What follows is a set of entries. Repeat them exactly, but not their pictures.

Provided material:

========================

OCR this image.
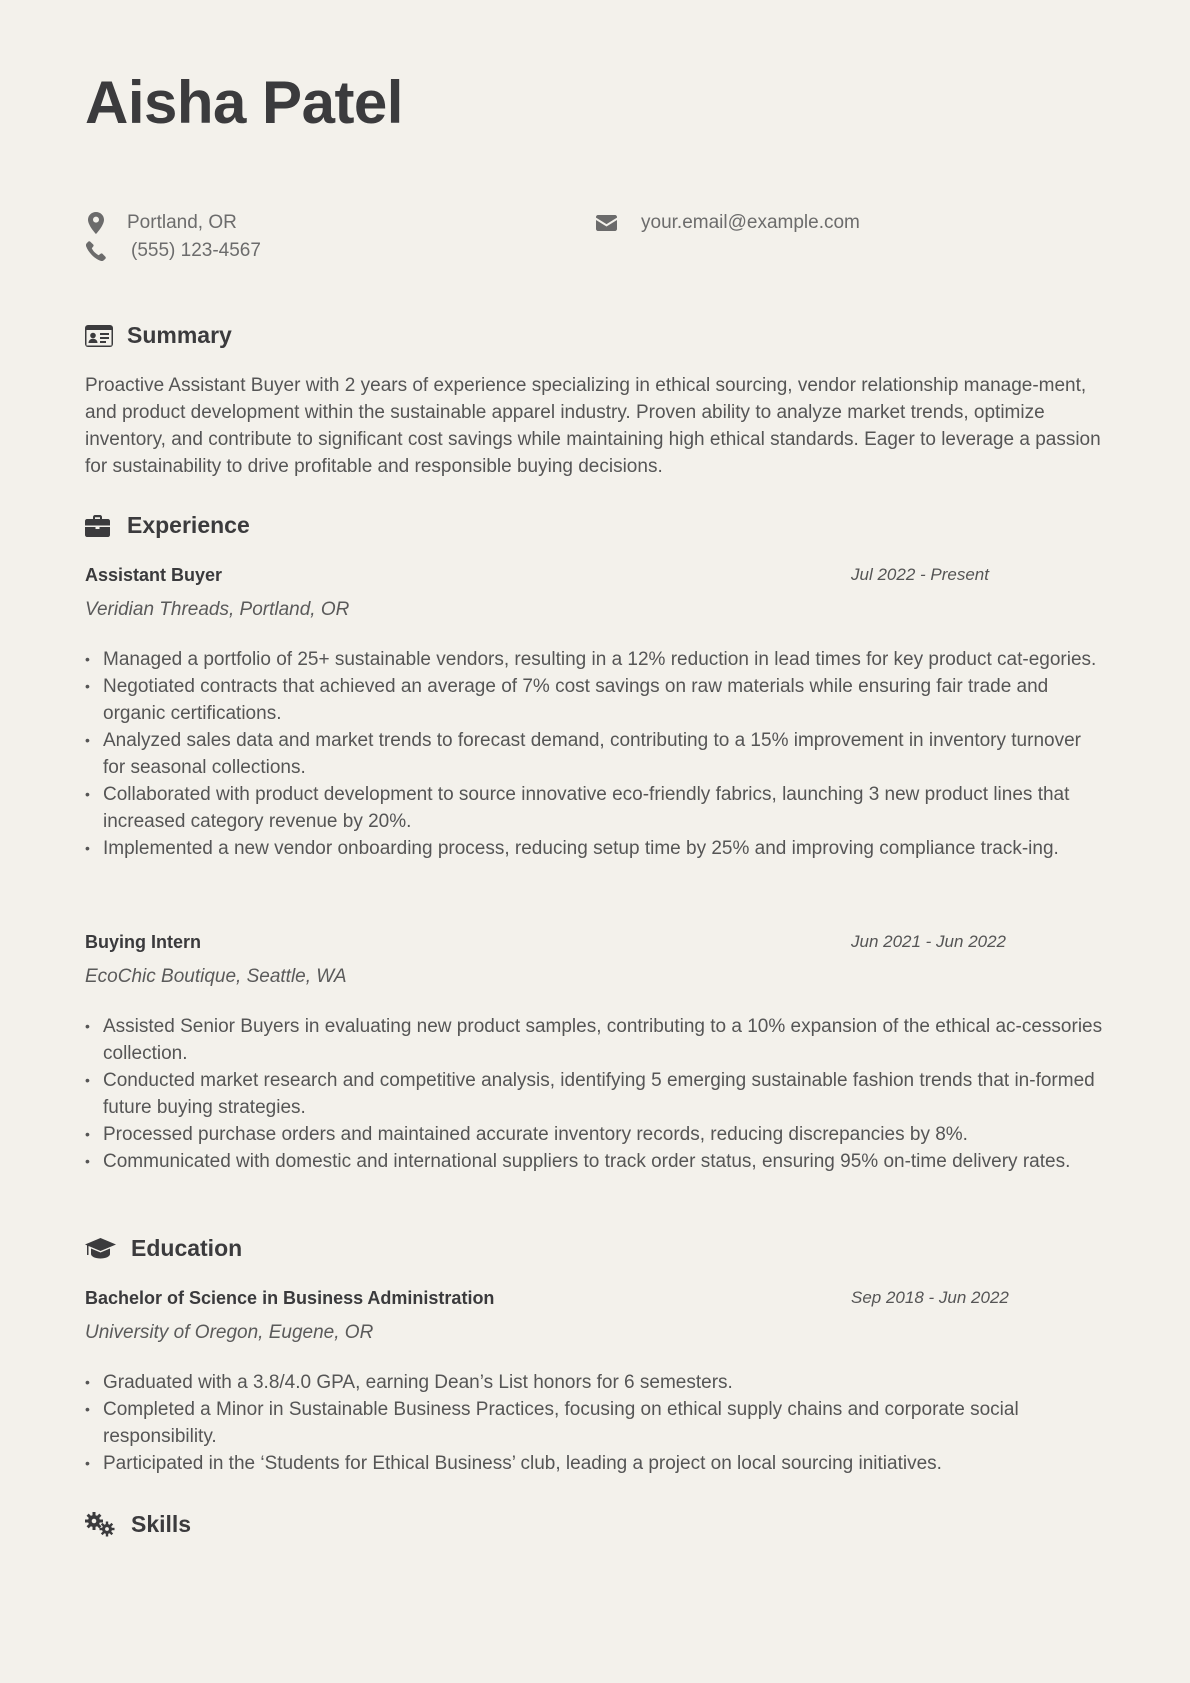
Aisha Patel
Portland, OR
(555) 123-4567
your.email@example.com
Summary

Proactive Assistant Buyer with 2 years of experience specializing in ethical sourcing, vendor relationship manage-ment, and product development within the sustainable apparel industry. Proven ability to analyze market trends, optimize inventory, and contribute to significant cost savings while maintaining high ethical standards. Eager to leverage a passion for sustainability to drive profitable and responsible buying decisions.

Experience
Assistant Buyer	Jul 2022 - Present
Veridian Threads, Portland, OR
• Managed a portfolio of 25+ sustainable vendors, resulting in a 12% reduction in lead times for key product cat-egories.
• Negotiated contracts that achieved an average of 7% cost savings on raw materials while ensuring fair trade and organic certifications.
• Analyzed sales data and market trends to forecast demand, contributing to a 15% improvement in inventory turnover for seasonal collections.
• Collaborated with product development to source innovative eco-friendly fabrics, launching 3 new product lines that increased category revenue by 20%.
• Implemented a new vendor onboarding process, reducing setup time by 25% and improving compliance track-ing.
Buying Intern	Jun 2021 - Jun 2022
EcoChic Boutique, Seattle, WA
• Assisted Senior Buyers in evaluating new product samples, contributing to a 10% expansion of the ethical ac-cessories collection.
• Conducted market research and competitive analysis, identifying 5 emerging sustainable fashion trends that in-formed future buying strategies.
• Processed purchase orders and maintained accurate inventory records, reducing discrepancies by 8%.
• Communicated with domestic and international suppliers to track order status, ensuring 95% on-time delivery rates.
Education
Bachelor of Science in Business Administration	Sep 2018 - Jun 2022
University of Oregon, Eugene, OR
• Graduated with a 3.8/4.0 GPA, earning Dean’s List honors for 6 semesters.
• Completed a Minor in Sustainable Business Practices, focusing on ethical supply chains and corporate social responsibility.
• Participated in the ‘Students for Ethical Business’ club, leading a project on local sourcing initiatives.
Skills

========================

Response to the task:
OCR this image.
Aisha Patel
Portland, OR
(555) 123-4567
your.email@example.com
Summary

Proactive Assistant Buyer with 2 years of experience specializing in ethical sourcing, vendor relationship manage-ment, and product development within the sustainable apparel industry. Proven ability to analyze market trends, optimize inventory, and contribute to significant cost savings while maintaining high ethical standards. Eager to leverage a passion for sustainability to drive profitable and responsible buying decisions.

Experience
Assistant Buyer	Jul 2022 - Present
Veridian Threads, Portland, OR
• Managed a portfolio of 25+ sustainable vendors, resulting in a 12% reduction in lead times for key product cat-egories.
• Negotiated contracts that achieved an average of 7% cost savings on raw materials while ensuring fair trade and organic certifications.
• Analyzed sales data and market trends to forecast demand, contributing to a 15% improvement in inventory turnover for seasonal collections.
• Collaborated with product development to source innovative eco-friendly fabrics, launching 3 new product lines that increased category revenue by 20%.
• Implemented a new vendor onboarding process, reducing setup time by 25% and improving compliance track-ing.
Buying Intern	Jun 2021 - Jun 2022
EcoChic Boutique, Seattle, WA
• Assisted Senior Buyers in evaluating new product samples, contributing to a 10% expansion of the ethical ac-cessories collection.
• Conducted market research and competitive analysis, identifying 5 emerging sustainable fashion trends that in-formed future buying strategies.
• Processed purchase orders and maintained accurate inventory records, reducing discrepancies by 8%.
• Communicated with domestic and international suppliers to track order status, ensuring 95% on-time delivery rates.
Education
Bachelor of Science in Business Administration	Sep 2018 - Jun 2022
University of Oregon, Eugene, OR
• Graduated with a 3.8/4.0 GPA, earning Dean’s List honors for 6 semesters.
• Completed a Minor in Sustainable Business Practices, focusing on ethical supply chains and corporate social responsibility.
• Participated in the ‘Students for Ethical Business’ club, leading a project on local sourcing initiatives.
Skills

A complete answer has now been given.